--- Aim of the exercise ---
Extract all lines in the data that contain the word "annotation".

--- Exercise input ---
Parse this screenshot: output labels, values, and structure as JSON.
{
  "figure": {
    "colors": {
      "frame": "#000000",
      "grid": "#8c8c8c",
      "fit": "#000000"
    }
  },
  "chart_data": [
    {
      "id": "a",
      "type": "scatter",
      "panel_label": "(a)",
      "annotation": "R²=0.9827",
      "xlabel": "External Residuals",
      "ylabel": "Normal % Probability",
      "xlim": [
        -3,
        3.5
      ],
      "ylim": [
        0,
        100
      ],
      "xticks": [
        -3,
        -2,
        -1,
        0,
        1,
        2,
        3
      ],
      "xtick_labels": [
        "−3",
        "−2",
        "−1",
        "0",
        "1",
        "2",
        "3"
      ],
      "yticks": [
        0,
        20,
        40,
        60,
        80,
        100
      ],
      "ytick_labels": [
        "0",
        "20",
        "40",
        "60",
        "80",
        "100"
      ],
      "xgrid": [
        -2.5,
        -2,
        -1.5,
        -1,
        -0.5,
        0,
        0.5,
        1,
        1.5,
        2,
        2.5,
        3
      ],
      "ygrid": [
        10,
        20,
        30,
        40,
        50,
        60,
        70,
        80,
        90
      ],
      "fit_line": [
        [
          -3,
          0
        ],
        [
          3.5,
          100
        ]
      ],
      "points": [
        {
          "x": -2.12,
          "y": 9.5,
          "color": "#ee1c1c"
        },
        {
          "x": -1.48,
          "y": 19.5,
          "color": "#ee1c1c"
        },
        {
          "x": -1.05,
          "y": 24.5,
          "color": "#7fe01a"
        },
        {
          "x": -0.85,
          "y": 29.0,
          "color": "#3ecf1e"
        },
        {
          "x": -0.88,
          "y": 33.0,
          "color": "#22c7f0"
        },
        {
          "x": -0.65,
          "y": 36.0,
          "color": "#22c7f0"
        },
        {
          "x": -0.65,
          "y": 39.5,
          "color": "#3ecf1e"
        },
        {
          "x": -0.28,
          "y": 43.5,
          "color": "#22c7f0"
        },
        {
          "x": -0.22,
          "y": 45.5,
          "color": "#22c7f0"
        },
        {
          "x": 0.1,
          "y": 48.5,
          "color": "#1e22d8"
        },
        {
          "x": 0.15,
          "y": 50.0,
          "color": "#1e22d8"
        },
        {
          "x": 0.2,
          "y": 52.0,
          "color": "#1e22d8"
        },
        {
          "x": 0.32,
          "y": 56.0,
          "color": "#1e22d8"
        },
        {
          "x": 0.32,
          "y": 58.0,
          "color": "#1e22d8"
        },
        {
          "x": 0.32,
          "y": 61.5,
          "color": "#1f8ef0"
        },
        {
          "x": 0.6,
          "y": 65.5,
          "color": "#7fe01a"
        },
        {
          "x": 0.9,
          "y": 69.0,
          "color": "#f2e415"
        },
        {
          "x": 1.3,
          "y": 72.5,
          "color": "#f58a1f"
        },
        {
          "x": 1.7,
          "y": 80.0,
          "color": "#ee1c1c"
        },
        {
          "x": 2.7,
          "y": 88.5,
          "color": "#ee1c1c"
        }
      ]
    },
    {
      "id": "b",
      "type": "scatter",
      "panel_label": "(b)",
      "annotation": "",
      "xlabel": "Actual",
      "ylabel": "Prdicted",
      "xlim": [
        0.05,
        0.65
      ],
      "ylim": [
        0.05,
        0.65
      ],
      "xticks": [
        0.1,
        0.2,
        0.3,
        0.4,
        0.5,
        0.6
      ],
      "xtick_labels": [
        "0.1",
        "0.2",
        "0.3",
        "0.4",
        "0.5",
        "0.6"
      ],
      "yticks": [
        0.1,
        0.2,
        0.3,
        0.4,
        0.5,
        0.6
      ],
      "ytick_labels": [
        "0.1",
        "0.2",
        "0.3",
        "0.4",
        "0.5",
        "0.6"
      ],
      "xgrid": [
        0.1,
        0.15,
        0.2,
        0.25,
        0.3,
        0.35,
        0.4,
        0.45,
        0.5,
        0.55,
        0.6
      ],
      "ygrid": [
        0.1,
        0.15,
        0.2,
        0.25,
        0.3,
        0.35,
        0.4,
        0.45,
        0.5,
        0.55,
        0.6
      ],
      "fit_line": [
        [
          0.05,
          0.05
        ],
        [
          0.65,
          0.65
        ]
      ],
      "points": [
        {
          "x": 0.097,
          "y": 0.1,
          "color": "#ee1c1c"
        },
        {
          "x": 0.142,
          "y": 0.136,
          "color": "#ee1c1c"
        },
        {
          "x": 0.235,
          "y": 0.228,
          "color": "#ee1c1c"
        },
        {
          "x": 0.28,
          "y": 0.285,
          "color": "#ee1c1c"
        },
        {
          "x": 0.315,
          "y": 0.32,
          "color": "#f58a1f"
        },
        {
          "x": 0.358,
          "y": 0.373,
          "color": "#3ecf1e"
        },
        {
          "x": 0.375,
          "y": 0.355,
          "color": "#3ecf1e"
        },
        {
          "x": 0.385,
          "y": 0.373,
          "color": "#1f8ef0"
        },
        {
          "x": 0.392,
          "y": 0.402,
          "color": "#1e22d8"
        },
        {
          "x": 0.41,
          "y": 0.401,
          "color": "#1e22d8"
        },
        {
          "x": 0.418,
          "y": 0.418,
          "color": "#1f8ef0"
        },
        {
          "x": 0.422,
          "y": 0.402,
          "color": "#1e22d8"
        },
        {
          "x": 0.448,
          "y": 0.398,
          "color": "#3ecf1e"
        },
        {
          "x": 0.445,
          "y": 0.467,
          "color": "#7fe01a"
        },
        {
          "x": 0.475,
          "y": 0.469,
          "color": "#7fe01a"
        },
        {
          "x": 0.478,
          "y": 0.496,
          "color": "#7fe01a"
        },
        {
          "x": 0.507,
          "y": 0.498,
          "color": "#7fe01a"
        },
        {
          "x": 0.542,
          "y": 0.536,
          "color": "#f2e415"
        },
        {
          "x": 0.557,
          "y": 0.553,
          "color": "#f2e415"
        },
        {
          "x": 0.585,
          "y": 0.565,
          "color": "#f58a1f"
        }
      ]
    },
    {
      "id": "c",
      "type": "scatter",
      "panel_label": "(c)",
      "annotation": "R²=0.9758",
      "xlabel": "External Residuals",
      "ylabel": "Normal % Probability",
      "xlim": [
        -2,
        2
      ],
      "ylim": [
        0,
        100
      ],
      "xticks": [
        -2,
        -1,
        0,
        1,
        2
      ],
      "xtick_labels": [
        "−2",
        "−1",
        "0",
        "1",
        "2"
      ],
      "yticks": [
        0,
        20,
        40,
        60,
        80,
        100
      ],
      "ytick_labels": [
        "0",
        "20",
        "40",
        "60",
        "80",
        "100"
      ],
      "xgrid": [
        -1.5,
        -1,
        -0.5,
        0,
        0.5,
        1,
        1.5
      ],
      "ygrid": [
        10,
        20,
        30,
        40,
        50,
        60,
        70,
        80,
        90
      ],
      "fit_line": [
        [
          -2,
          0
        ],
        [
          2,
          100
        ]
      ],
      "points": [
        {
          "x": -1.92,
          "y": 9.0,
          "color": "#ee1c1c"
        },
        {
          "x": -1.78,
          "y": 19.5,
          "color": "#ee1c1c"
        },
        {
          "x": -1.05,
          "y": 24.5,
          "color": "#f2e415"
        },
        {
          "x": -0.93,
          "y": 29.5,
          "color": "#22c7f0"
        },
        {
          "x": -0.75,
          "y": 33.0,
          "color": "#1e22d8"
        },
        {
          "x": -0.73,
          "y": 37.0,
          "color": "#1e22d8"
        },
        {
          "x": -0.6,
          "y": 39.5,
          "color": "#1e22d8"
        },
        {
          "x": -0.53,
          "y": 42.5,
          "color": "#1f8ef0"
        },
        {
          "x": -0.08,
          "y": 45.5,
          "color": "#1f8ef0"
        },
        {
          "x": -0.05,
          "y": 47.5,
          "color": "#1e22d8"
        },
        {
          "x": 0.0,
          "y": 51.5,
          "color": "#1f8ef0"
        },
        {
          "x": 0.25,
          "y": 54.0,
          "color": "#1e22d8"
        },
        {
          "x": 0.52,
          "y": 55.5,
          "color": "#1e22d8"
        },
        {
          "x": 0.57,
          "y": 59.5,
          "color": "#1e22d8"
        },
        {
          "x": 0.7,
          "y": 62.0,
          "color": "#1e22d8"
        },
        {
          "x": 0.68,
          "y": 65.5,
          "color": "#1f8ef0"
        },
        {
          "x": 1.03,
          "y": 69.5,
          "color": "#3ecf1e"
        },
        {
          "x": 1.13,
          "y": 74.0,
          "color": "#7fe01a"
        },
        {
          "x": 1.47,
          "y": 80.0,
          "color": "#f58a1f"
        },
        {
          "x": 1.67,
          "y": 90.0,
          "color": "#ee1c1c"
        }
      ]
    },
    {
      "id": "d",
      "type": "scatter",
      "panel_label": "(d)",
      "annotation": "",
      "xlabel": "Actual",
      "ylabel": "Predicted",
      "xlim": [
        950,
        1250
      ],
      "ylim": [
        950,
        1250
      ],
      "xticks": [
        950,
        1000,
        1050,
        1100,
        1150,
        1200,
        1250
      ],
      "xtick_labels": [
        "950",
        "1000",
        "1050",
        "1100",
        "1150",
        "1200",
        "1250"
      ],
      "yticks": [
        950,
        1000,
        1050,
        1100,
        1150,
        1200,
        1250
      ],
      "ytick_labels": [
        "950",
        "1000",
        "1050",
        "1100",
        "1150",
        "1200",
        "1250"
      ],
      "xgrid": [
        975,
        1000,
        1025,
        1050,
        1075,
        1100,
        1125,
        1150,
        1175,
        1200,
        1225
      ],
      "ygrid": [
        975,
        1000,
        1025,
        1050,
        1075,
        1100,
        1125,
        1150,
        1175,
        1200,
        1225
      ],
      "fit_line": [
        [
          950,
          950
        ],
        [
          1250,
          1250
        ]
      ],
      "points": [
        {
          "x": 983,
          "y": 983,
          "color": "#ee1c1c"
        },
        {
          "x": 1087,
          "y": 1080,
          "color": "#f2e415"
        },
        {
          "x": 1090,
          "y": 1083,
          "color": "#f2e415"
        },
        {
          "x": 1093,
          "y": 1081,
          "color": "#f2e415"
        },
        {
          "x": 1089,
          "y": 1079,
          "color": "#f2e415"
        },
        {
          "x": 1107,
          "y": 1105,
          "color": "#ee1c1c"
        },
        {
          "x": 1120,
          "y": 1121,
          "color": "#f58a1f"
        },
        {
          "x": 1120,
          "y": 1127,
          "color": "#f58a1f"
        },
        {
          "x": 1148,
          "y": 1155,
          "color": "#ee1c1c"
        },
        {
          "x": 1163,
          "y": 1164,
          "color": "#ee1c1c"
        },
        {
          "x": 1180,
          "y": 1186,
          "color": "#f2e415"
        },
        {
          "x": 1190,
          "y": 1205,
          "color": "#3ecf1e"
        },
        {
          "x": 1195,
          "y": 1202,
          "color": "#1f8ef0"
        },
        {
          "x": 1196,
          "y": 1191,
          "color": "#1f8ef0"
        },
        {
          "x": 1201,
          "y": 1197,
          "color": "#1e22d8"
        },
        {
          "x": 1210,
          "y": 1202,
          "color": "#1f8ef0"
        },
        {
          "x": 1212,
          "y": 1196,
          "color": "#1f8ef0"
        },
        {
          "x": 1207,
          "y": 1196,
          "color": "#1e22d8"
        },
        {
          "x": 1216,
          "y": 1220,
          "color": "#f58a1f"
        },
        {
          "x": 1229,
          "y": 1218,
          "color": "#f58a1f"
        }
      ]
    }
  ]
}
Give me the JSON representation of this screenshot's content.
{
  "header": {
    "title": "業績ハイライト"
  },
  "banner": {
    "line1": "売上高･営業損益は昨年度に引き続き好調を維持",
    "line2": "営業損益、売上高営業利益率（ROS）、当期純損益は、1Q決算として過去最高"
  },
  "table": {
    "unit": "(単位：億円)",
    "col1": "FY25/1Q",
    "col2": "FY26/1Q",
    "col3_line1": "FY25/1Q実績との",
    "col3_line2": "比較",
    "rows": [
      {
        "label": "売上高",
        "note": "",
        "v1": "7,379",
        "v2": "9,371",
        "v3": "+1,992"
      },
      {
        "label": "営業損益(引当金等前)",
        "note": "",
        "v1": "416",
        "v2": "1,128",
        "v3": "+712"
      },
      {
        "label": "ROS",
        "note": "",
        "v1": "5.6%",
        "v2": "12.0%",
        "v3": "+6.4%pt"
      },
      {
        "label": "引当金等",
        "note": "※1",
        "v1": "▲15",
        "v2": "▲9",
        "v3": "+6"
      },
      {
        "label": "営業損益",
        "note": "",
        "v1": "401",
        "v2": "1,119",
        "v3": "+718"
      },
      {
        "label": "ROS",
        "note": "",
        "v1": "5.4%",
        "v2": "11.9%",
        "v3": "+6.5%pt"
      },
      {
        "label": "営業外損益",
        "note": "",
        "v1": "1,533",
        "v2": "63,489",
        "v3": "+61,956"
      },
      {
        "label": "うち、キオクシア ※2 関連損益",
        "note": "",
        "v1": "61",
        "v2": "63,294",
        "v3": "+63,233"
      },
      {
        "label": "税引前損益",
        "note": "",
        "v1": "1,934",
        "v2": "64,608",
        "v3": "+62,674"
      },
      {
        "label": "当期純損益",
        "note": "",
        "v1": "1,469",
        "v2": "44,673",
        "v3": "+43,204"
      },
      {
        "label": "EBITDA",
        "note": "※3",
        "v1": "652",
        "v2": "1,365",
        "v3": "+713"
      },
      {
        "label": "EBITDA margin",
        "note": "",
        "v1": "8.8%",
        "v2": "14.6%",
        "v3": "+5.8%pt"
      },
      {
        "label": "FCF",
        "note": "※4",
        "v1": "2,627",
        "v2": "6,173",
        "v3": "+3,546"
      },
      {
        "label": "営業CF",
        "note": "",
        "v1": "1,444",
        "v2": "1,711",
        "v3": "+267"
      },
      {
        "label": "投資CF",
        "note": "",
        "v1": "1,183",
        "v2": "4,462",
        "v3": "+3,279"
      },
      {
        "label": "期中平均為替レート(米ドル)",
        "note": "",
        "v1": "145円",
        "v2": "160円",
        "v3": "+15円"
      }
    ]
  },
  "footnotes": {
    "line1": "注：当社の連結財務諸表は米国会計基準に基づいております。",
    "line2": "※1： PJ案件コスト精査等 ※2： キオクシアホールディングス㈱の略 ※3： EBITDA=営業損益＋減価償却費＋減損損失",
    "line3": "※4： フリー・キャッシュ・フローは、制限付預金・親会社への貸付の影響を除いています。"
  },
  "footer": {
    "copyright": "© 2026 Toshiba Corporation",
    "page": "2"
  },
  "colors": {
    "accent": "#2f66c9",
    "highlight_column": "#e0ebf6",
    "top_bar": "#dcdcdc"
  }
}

--- Solution for this problem ---
      "annotation": "R²=0.9827",
      "annotation": "",
      "annotation": "R²=0.9758",
      "annotation": "",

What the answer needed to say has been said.